#### [Goal]
Can you print every record below exactly as written?

#### [Data excerpts]
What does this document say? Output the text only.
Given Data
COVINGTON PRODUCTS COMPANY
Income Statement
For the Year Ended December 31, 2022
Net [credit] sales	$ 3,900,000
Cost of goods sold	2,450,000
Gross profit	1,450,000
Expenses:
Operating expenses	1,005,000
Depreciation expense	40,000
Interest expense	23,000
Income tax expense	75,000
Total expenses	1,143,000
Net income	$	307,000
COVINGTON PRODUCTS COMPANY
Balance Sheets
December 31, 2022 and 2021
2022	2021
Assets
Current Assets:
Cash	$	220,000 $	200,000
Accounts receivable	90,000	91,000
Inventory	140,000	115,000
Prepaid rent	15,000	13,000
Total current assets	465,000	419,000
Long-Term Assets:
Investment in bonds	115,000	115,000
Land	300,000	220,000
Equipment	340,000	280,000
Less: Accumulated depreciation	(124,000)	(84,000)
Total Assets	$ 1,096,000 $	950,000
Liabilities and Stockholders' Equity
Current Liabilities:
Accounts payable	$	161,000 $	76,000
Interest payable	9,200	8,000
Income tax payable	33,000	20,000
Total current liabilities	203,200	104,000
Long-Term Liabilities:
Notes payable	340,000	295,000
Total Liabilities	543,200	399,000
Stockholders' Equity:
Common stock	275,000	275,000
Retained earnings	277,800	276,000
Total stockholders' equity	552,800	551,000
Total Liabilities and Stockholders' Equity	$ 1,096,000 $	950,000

#### [Written response]
What does this document say? Output the text only.
Given Data
COVINGTON PRODUCTS COMPANY
Income Statement
For the Year Ended December 31, 2022
Net [credit] sales	$ 3,900,000
Cost of goods sold	2,450,000
Gross profit	1,450,000
Expenses:
Operating expenses	1,005,000
Depreciation expense	40,000
Interest expense	23,000
Income tax expense	75,000
Total expenses	1,143,000
Net income	$	307,000
COVINGTON PRODUCTS COMPANY
Balance Sheets
December 31, 2022 and 2021
2022	2021
Assets
Current Assets:
Cash	$	220,000 $	200,000
Accounts receivable	90,000	91,000
Inventory	140,000	115,000
Prepaid rent	15,000	13,000
Total current assets	465,000	419,000
Long-Term Assets:
Investment in bonds	115,000	115,000
Land	300,000	220,000
Equipment	340,000	280,000
Less: Accumulated depreciation	(124,000)	(84,000)
Total Assets	$ 1,096,000 $	950,000
Liabilities and Stockholders' Equity
Current Liabilities:
Accounts payable	$	161,000 $	76,000
Interest payable	9,200	8,000
Income tax payable	33,000	20,000
Total current liabilities	203,200	104,000
Long-Term Liabilities:
Notes payable	340,000	295,000
Total Liabilities	543,200	399,000
Stockholders' Equity:
Common stock	275,000	275,000
Retained earnings	277,800	276,000
Total stockholders' equity	552,800	551,000
Total Liabilities and Stockholders' Equity	$ 1,096,000 $	950,000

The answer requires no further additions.